◆ **WORK REQUIRED**: Show all lines that include the string "name"; copy each one.
^^^^^^^^^^^^^^^^
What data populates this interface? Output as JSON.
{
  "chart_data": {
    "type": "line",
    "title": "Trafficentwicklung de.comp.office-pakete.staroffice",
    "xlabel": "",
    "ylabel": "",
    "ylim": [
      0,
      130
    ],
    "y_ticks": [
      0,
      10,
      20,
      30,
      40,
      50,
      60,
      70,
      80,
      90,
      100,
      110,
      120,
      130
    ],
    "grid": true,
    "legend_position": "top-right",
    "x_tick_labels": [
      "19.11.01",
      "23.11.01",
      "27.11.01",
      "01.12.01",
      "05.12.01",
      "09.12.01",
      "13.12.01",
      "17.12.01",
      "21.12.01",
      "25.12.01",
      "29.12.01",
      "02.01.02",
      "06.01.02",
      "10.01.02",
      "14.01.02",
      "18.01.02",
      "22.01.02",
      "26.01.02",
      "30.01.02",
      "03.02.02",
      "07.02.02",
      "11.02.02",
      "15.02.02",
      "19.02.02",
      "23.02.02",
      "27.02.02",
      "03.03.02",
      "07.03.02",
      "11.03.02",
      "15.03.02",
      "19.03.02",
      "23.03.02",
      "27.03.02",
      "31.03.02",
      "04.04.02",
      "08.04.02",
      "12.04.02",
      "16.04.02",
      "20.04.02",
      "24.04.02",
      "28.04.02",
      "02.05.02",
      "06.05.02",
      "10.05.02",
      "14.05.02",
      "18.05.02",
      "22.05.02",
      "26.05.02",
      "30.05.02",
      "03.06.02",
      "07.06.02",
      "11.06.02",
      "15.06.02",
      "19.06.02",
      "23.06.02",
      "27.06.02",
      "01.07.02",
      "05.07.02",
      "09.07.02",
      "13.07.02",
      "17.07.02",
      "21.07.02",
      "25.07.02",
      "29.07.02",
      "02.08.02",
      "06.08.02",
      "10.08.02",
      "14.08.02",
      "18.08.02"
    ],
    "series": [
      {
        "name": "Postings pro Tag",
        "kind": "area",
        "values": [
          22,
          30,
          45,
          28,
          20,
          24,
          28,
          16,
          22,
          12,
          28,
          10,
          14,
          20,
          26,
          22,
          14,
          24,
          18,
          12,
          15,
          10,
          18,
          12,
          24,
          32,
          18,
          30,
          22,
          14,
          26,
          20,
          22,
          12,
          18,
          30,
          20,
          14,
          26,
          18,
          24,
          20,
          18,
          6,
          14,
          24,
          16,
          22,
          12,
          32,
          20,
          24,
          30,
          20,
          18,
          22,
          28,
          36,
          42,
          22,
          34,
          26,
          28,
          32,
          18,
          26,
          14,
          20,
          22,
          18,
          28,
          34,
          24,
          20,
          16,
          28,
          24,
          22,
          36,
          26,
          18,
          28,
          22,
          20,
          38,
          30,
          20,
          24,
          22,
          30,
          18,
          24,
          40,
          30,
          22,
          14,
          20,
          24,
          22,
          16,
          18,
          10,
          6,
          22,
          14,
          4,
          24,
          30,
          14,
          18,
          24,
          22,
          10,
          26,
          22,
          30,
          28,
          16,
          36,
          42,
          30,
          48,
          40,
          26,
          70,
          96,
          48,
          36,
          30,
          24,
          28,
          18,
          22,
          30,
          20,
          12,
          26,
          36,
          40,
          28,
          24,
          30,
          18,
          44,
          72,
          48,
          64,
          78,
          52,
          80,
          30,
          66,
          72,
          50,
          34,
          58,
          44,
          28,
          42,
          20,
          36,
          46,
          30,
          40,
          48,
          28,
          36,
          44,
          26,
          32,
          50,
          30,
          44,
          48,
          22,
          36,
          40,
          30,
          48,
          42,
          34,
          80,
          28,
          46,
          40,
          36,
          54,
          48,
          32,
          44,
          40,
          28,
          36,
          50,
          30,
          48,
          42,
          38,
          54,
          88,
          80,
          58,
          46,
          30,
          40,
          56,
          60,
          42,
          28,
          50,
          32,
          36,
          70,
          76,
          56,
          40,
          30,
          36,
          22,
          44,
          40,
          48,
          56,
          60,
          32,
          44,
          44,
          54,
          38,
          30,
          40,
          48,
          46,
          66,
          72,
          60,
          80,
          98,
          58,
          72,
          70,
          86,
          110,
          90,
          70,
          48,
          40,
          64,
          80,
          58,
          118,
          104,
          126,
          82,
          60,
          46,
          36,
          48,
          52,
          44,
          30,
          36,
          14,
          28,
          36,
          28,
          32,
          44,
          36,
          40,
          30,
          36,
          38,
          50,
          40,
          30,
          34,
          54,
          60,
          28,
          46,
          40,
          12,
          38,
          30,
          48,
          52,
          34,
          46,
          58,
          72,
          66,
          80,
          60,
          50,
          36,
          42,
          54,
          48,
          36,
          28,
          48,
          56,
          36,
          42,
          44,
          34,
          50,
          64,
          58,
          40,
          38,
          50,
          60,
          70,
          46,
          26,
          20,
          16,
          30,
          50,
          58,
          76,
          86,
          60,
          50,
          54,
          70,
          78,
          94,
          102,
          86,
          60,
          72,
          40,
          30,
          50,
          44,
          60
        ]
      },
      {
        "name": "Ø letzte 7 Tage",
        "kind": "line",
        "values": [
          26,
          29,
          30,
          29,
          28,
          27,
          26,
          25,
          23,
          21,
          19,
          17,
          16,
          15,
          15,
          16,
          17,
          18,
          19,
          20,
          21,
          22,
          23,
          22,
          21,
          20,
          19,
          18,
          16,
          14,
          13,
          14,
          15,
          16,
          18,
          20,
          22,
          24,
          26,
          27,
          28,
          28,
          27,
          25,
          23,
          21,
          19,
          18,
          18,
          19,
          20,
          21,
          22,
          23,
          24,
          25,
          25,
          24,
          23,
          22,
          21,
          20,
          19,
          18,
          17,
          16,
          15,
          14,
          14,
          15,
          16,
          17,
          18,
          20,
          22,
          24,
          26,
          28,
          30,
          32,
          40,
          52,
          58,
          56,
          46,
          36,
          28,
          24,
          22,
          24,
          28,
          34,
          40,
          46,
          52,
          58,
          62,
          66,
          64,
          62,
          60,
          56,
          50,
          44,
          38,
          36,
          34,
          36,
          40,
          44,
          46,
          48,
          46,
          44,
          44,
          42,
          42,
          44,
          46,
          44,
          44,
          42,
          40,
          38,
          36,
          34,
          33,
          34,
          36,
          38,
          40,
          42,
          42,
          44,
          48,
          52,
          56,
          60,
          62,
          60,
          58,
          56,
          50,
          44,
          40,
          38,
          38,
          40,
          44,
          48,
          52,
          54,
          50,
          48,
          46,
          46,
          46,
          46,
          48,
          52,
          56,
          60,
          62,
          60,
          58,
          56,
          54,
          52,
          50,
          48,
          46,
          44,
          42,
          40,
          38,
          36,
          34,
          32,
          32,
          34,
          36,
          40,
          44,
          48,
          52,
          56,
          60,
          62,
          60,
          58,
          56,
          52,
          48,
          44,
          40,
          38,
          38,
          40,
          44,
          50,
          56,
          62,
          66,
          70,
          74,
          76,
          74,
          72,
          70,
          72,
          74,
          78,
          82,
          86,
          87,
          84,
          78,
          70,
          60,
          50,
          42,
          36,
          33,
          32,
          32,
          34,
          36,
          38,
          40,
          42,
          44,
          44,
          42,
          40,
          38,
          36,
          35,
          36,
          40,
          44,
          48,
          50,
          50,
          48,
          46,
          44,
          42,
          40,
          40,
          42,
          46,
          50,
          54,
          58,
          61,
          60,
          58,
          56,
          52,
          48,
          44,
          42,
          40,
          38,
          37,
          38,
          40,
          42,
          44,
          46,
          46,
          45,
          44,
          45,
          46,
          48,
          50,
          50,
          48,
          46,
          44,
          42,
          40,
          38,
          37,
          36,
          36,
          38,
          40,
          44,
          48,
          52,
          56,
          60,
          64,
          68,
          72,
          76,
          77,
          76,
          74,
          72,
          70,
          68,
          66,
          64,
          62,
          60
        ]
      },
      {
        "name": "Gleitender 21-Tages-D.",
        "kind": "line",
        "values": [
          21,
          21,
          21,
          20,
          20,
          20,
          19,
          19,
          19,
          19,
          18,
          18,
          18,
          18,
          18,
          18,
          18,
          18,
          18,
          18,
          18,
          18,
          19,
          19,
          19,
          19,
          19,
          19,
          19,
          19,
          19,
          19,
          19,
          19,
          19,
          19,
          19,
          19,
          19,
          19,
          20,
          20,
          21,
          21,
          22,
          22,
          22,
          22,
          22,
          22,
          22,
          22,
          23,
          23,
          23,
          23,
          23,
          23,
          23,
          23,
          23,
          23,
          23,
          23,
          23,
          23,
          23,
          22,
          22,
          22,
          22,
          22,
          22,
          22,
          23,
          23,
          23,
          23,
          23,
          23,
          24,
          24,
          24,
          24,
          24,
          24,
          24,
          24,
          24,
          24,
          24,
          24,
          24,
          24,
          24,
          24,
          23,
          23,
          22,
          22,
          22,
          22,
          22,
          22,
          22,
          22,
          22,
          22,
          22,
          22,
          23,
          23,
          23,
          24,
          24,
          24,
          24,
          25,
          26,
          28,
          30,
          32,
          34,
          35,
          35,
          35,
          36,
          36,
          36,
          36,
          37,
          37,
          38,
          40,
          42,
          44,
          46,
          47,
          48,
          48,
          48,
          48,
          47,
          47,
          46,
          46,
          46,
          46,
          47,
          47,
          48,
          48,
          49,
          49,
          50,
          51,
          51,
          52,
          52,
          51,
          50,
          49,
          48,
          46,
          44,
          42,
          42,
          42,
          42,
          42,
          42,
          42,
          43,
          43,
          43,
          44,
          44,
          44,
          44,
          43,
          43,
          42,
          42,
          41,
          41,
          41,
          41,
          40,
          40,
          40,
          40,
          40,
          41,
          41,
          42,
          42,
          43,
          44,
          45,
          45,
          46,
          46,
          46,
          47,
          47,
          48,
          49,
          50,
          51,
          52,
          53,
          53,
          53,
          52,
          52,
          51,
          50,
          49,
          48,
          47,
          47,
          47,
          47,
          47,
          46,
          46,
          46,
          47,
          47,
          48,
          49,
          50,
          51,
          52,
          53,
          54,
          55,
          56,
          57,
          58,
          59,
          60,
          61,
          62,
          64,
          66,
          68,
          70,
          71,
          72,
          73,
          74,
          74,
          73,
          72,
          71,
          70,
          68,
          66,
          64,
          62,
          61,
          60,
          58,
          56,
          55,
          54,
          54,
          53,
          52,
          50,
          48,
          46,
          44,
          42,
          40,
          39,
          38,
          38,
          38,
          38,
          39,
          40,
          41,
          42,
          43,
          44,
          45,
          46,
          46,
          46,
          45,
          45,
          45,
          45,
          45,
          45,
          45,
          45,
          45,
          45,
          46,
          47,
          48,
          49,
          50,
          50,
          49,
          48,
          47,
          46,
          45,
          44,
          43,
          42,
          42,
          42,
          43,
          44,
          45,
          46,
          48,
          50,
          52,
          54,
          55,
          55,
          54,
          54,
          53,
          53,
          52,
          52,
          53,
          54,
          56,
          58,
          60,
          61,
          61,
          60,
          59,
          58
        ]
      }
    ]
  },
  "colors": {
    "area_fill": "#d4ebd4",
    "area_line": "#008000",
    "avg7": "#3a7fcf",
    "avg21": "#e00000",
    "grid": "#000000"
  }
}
^^^^^^^^^^^^^^^^
◆ **ANSWER TO THE EXERCISE**:
        "name": "Postings pro Tag",
        "name": "Ø letzte 7 Tage",
        "name": "Gleitender 21-Tages-D.",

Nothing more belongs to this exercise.